■ Problem description
Copy out, unchanged, the lines of the material from the one containing "back-button[interactable] xyxy=(24,34,74,98)" through the one containing "loudly-crying-face-icon xyxy=(247,826,297,890)", including both.

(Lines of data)
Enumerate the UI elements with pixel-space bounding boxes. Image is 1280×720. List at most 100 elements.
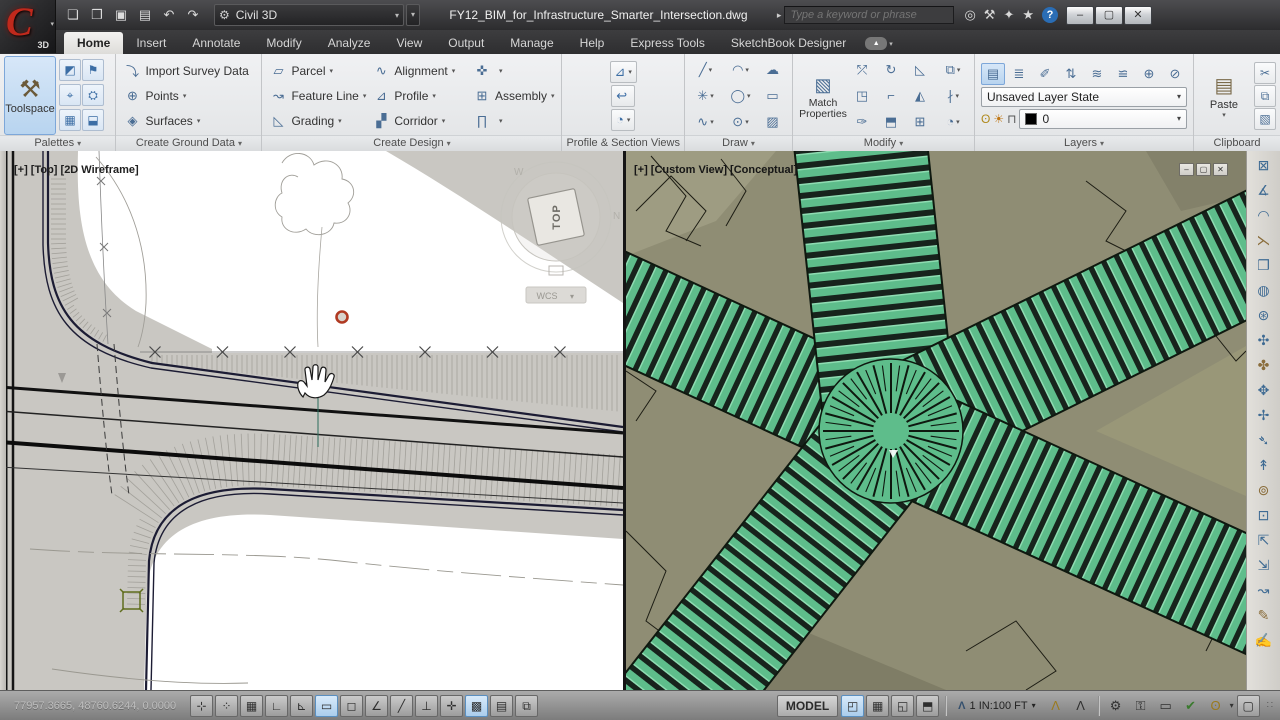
annotation-autoscale-icon[interactable]: Λ [1070, 695, 1092, 717]
status-bar-menu-icon[interactable]: ▭ [1155, 695, 1177, 717]
drawing-status-icon[interactable]: ✔ [1180, 695, 1202, 717]
bearing-icon[interactable]: ⋋ [1251, 228, 1277, 253]
viewport-2d-plan[interactable]: N W TOP WCS ▾ [0, 151, 623, 690]
trim-icon[interactable]: ◺ [907, 57, 935, 82]
vp-minimize-button[interactable]: – [1179, 163, 1194, 176]
ribbon-item[interactable]: ✜▾ [470, 58, 558, 83]
copy-clip-icon[interactable]: ⧉ [1254, 85, 1276, 107]
angle-measure-icon[interactable]: ∡ [1251, 178, 1277, 203]
viewport-3d-conceptual[interactable] [626, 151, 1246, 690]
ribbon-item-grading[interactable]: ◺Grading▾ [266, 108, 369, 133]
break-icon[interactable]: ∤▾ [936, 83, 970, 108]
ribbon-item-points[interactable]: ⊕Points▾ [120, 83, 255, 108]
viewport-right-label[interactable]: [+] [Custom View] [Conceptual] [634, 164, 797, 176]
mirror-icon[interactable]: ◭ [907, 83, 935, 108]
circle-tool-icon[interactable]: ◯▾ [724, 83, 758, 108]
search-expand-icon[interactable]: ▸ [777, 10, 782, 21]
ribbon-minimize-control[interactable]: ▲ ▾ [865, 37, 893, 50]
paste-button[interactable]: ▤ Paste ▾ [1198, 71, 1250, 121]
tab-modify[interactable]: Modify [253, 32, 314, 54]
layer-properties-icon[interactable]: ▤ [981, 63, 1005, 85]
quick-view-drawings-icon[interactable]: ⬒ [916, 695, 939, 717]
array-icon[interactable]: ⊞ [907, 109, 935, 134]
ribbon-item[interactable]: ∏▾ [470, 108, 558, 133]
infer-constraints-toggle[interactable]: ⊹ [190, 695, 213, 717]
toolspace-prospector-icon[interactable]: ◩ [59, 59, 81, 81]
panel-title-create-design[interactable]: Create Design▾ [262, 135, 561, 151]
match-properties-button[interactable]: ▧ Match Properties [797, 56, 849, 135]
polyline-tool-icon[interactable]: ∿▾ [689, 109, 723, 134]
point-number-icon[interactable]: ✣ [1251, 328, 1277, 353]
workspace-switching-icon[interactable]: ⚙ [1105, 695, 1127, 717]
maximize-button[interactable]: ▢ [1095, 6, 1123, 25]
layer-states-manager-icon[interactable]: ≣ [1007, 63, 1031, 85]
tab-home[interactable]: Home [64, 32, 123, 54]
layer-edit-icon[interactable]: ✐ [1033, 63, 1057, 85]
new-file-icon[interactable]: ❏ [62, 4, 84, 26]
tab-annotate[interactable]: Annotate [179, 32, 253, 54]
point-slope-icon[interactable]: ✢ [1251, 403, 1277, 428]
ribbon-item-parcel[interactable]: ▱Parcel▾ [266, 58, 369, 83]
toolbar-lock-icon[interactable]: ⚿ [1130, 695, 1152, 717]
stretch-icon[interactable]: ◳ [849, 83, 877, 108]
object-snap-tracking-toggle[interactable]: ∠ [365, 695, 388, 717]
vp-close-button[interactable]: ✕ [1213, 163, 1228, 176]
arc-transparent-icon[interactable]: ◠ [1251, 203, 1277, 228]
tab-view[interactable]: View [383, 32, 435, 54]
exchange-apps-icon[interactable]: ⚒ [984, 7, 996, 23]
annotation-scale-dropdown[interactable]: Λ 1 IN:100 FT ▾ [952, 695, 1041, 717]
panorama-icon[interactable]: ▦ [59, 109, 81, 131]
slope-grade-icon[interactable]: ↝ [1251, 578, 1277, 603]
ribbon-item-feature-line[interactable]: ↝Feature Line▾ [266, 83, 369, 108]
ribbon-item-alignment[interactable]: ∿Alignment▾ [369, 58, 470, 83]
quick-properties-toggle[interactable]: ▤ [490, 695, 513, 717]
annotation-visibility-icon[interactable]: Λ [1045, 695, 1067, 717]
workspace-extra-caret[interactable]: ▾ [406, 4, 420, 26]
model-space-icon[interactable]: ◰ [841, 695, 864, 717]
undo-icon[interactable]: ↶ [158, 4, 180, 26]
revision-cloud-icon[interactable]: ☁ [759, 57, 789, 82]
ribbon-item-assembly[interactable]: ⊞Assembly▾ [470, 83, 558, 108]
move-icon[interactable]: ⤱ [849, 57, 877, 82]
current-layer-dropdown[interactable]: 0 ▾ [1019, 109, 1187, 129]
tab-output[interactable]: Output [435, 32, 497, 54]
toolbox-icon[interactable]: ⛭ [82, 84, 104, 106]
save-icon[interactable]: ▣ [110, 4, 132, 26]
tab-help[interactable]: Help [567, 32, 618, 54]
coordinate-readout[interactable]: 77957.3665, 48760.6244, 0.0000 [6, 696, 184, 716]
lineweight-toggle[interactable]: ✛ [440, 695, 463, 717]
ellipse-tool-icon[interactable]: ⊙▾ [724, 109, 758, 134]
station-offset-icon[interactable]: ↟ [1251, 453, 1277, 478]
survey-stakes-icon[interactable]: ⚑ [82, 59, 104, 81]
ribbon-item-profile[interactable]: ⊿Profile▾ [369, 83, 470, 108]
fillet-icon[interactable]: ◔▾ [936, 109, 970, 134]
offset-icon[interactable]: ⌐ [878, 83, 906, 108]
line-tool-icon[interactable]: ╱▾ [689, 57, 723, 82]
ribbon-item-import-survey-data[interactable]: ⤵Import Survey Data [120, 58, 255, 83]
markup-icon[interactable]: ✍ [1251, 628, 1277, 653]
viewport-left-label[interactable]: [+] [Top] [2D Wireframe] [14, 164, 139, 176]
sample-lines-icon[interactable]: ↩ [611, 85, 635, 107]
erase-icon[interactable]: ✑ [849, 109, 877, 134]
layer-on-icon[interactable]: ʘ [981, 112, 990, 126]
hardware-accel-icon[interactable]: ʘ [1205, 695, 1227, 717]
application-menu-button[interactable]: C 3D ▾ [0, 0, 56, 53]
geolocation-icon[interactable]: ◍ [1251, 278, 1277, 303]
paste-special-icon[interactable]: ▧ [1254, 108, 1276, 130]
tab-insert[interactable]: Insert [123, 32, 179, 54]
minimize-button[interactable]: – [1066, 6, 1094, 25]
clean-screen-button[interactable]: ▢ [1237, 695, 1260, 717]
layer-thaw-icon[interactable]: ☀ [993, 112, 1004, 126]
object-snap-toggle[interactable]: ▭ [315, 695, 338, 717]
construction-line-icon[interactable]: ✳▾ [689, 83, 723, 108]
vp-restore-button[interactable]: ▢ [1196, 163, 1211, 176]
dynamic-input-toggle[interactable]: ⊥ [415, 695, 438, 717]
ribbon-item-corridor[interactable]: ▞Corridor▾ [369, 108, 470, 133]
tab-manage[interactable]: Manage [497, 32, 566, 54]
polar-tracking-toggle[interactable]: ⊾ [290, 695, 313, 717]
section-views-icon[interactable]: ◔▾ [611, 109, 635, 131]
panel-title-layers[interactable]: Layers▾ [975, 135, 1193, 151]
rectangle-tool-icon[interactable]: ▭ [759, 83, 789, 108]
redo-icon[interactable]: ↷ [182, 4, 204, 26]
layer-isolate-icon[interactable]: ⇅ [1059, 63, 1083, 85]
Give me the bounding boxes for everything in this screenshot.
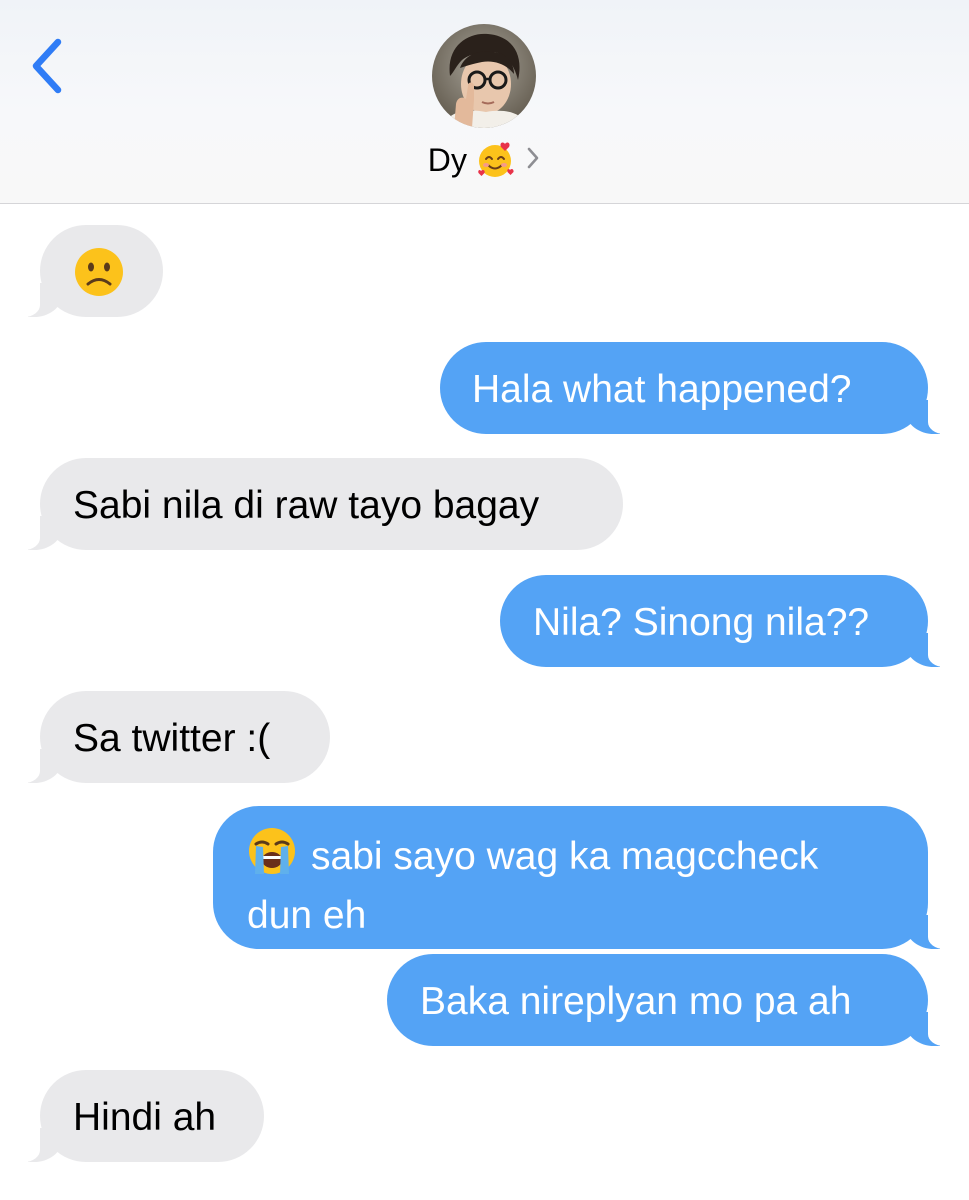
back-button[interactable] xyxy=(24,34,74,98)
message-bubble-received[interactable]: Hindi ah xyxy=(18,1070,264,1162)
message-text: Baka nireplyan mo pa ah xyxy=(420,980,852,1023)
avatar-photo xyxy=(432,24,536,128)
message-text: Sabi nila di raw tayo bagay xyxy=(73,484,540,527)
message-text: Hala what happened? xyxy=(472,368,852,411)
message-text: Nila? Sinong nila?? xyxy=(533,601,870,644)
smiling-face-with-hearts-icon xyxy=(475,140,515,180)
chevron-right-icon xyxy=(525,145,541,176)
message-text-line: sabi sayo wag ka magccheck xyxy=(247,826,928,890)
message-thread[interactable]: Hala what happened? Sabi nila di raw tay… xyxy=(0,204,969,1200)
contact-name-row[interactable]: Dy xyxy=(0,138,969,182)
message-bubble-sent[interactable]: Nila? Sinong nila?? xyxy=(500,575,950,667)
conversation-header: Dy xyxy=(0,0,969,204)
message-text: Hindi ah xyxy=(73,1096,217,1139)
message-bubble-sent[interactable]: Baka nireplyan mo pa ah xyxy=(387,954,950,1046)
message-bubble-sent[interactable]: sabi sayo wag ka magccheck dun eh xyxy=(213,806,950,949)
message-text-line: dun eh xyxy=(247,894,367,937)
contact-name: Dy xyxy=(427,141,468,178)
chevron-left-icon xyxy=(32,38,62,94)
frowning-face-icon xyxy=(73,246,125,312)
message-bubble-received[interactable]: Sa twitter :( xyxy=(18,691,330,783)
message-bubble-received[interactable]: Sabi nila di raw tayo bagay xyxy=(18,458,623,550)
message-text: Sa twitter :( xyxy=(73,717,271,760)
message-text-part: sabi sayo wag ka magccheck xyxy=(311,835,819,878)
loudly-crying-face-icon xyxy=(247,826,297,890)
message-bubble-sent[interactable]: Hala what happened? xyxy=(440,342,950,434)
message-bubble-received[interactable] xyxy=(18,225,163,317)
contact-avatar[interactable] xyxy=(432,24,536,128)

■ Complete response
back-button[interactable] xyxy=(24,34,74,98)
message-bubble-received[interactable]: Hindi ah xyxy=(18,1070,264,1162)
message-text: Baka nireplyan mo pa ah xyxy=(420,980,852,1023)
avatar-photo xyxy=(432,24,536,128)
message-text: Sabi nila di raw tayo bagay xyxy=(73,484,540,527)
message-text: Hala what happened? xyxy=(472,368,852,411)
message-text: Nila? Sinong nila?? xyxy=(533,601,870,644)
smiling-face-with-hearts-icon xyxy=(475,140,515,180)
chevron-right-icon xyxy=(525,145,541,176)
message-text-line: sabi sayo wag ka magccheck xyxy=(247,826,928,890)
message-thread[interactable]: Hala what happened? Sabi nila di raw tay… xyxy=(0,204,969,1200)
contact-name-row[interactable]: Dy xyxy=(0,138,969,182)
message-bubble-sent[interactable]: Nila? Sinong nila?? xyxy=(500,575,950,667)
conversation-header: Dy xyxy=(0,0,969,204)
message-text: Hindi ah xyxy=(73,1096,217,1139)
message-bubble-sent[interactable]: Baka nireplyan mo pa ah xyxy=(387,954,950,1046)
message-bubble-sent[interactable]: sabi sayo wag ka magccheck dun eh xyxy=(213,806,950,949)
message-text-line: dun eh xyxy=(247,894,367,937)
contact-name: Dy xyxy=(427,141,468,178)
chevron-left-icon xyxy=(32,38,62,94)
frowning-face-icon xyxy=(73,246,125,312)
message-bubble-received[interactable]: Sa twitter :( xyxy=(18,691,330,783)
message-bubble-received[interactable]: Sabi nila di raw tayo bagay xyxy=(18,458,623,550)
message-text: Sa twitter :( xyxy=(73,717,271,760)
message-text-part: sabi sayo wag ka magccheck xyxy=(311,835,819,878)
loudly-crying-face-icon xyxy=(247,826,297,890)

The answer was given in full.